[Collection entries]

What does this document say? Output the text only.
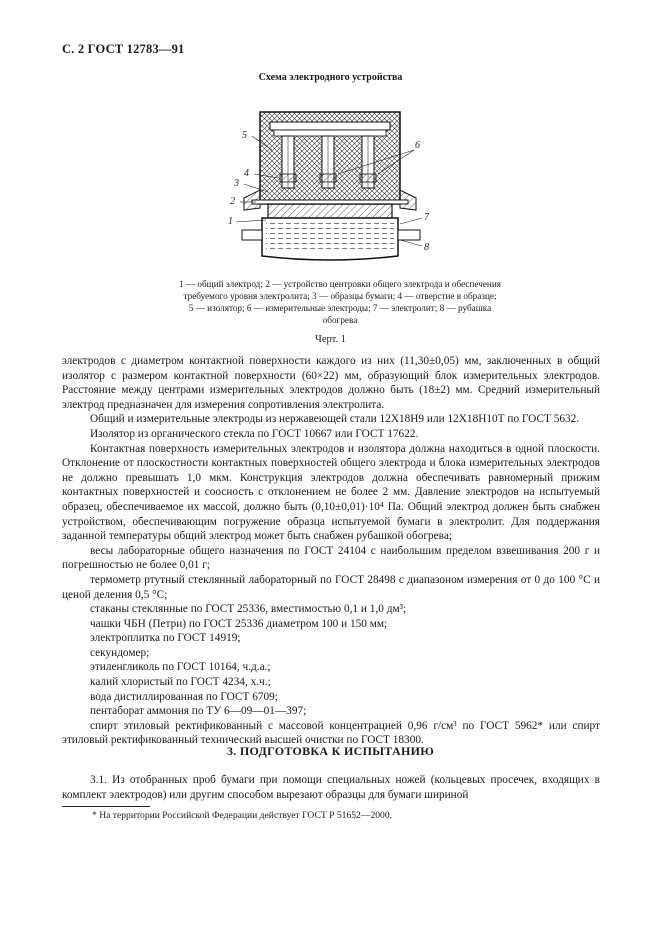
С. 2 ГОСТ 12783—91
Схема электродного устройства
5
4
3
2
1
6
7
8
1 — общий электрод; 2 — устройство центровки общего электрода и обеспечения
требуемого уровня электролита; 3 — образцы бумаги; 4 — отверстие в образце;
5 — изолятор; 6 — измерительные электроды; 7 — электролит; 8 — рубашка
обогрева
Черт. 1

электродов с диаметром контактной поверхности каждого из них (11,30±0,05) мм, заключенных в общий изолятор с размером контактной поверхности (60×22) мм, образующий блок измерительных электродов. Расстояние между центрами измерительных электродов должно быть (18±2) мм. Средний измерительный электрод предназначен для измерения сопротивления электролита.

Общий и измерительные электроды из нержавеющей стали 12Х18Н9 или 12Х18Н10Т по ГОСТ 5632.

Изолятор из органического стекла по ГОСТ 10667 или ГОСТ 17622.

Контактная поверхность измерительных электродов и изолятора должна находиться в одной плоскости. Отклонение от плоскостности контактных поверхностей общего электрода и блока измерительных электродов не должно превышать 1,0 мкм. Конструкция электродов должна обеспечивать равномерный прижим контактных поверхностей и соосность с отклонением не более 2 мм. Давление электродов на испытуемый образец, обеспечиваемое их массой, должно быть (0,10±0,01)·10⁴ Па. Общий электрод должен быть снабжен устройством, обеспечивающим погружение образца испытуемой бумаги в электролит. Для поддержания заданной температуры общий электрод может быть снабжен рубашкой обогрева;

весы лабораторные общего назначения по ГОСТ 24104 с наибольшим пределом взвешивания 200 г и погрешностью не более 0,01 г;

термометр ртутный стеклянный лабораторный по ГОСТ 28498 с диапазоном измерения от 0 до 100 °С и ценой деления 0,5 °С;

стаканы стеклянные по ГОСТ 25336, вместимостью 0,1 и 1,0 дм³;

чашки ЧБН (Петри) по ГОСТ 25336 диаметром 100 и 150 мм;

электроплитка по ГОСТ 14919;

секундомер;

этиленгликоль по ГОСТ 10164, ч.д.а.;

калий хлористый по ГОСТ 4234, х.ч.;

вода дистиллированная по ГОСТ 6709;

пентаборат аммония по ТУ 6—09—01—397;

спирт этиловый ректификованный с массовой концентрацией 0,96 г/см³ по ГОСТ 5962* или спирт этиловый ректификованный технический высшей очистки по ГОСТ 18300.

3. ПОДГОТОВКА К ИСПЫТАНИЮ

3.1. Из отобранных проб бумаги при помощи специальных ножей (кольцевых просечек, входящих в комплект электродов) или другим способом вырезают образцы для бумаги шириной

* На территории Российской Федерации действует ГОСТ Р 51652—2000.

_REQUIRED TASK_
Find every line in the records that contains the word "измерительных"; copy those lines.

_SOLVED PROBLEM_
электродов с диаметром контактной поверхности каждого из них (11,30±0,05) мм, заключенных в общий изолятор с размером контактной поверхности (60×22) мм, образующий блок измерительных электродов. Расстояние между центрами измерительных электродов должно быть (18±2) мм. Средний измерительный электрод предназначен для измерения сопротивления электролита.
Контактная поверхность измерительных электродов и изолятора должна находиться в одной плоскости. Отклонение от плоскостности контактных поверхностей общего электрода и блока измерительных электродов не должно превышать 1,0 мкм. Конструкция электродов должна обеспечивать равномерный прижим контактных поверхностей и соосность с отклонением не более 2 мм. Давление электродов на испытуемый образец, обеспечиваемое их массой, должно быть (0,10±0,01)·10⁴ Па. Общий электрод должен быть снабжен устройством, обеспечивающим погружение образца испытуемой бумаги в электролит. Для поддержания заданной температуры общий электрод может быть снабжен рубашкой обогрева;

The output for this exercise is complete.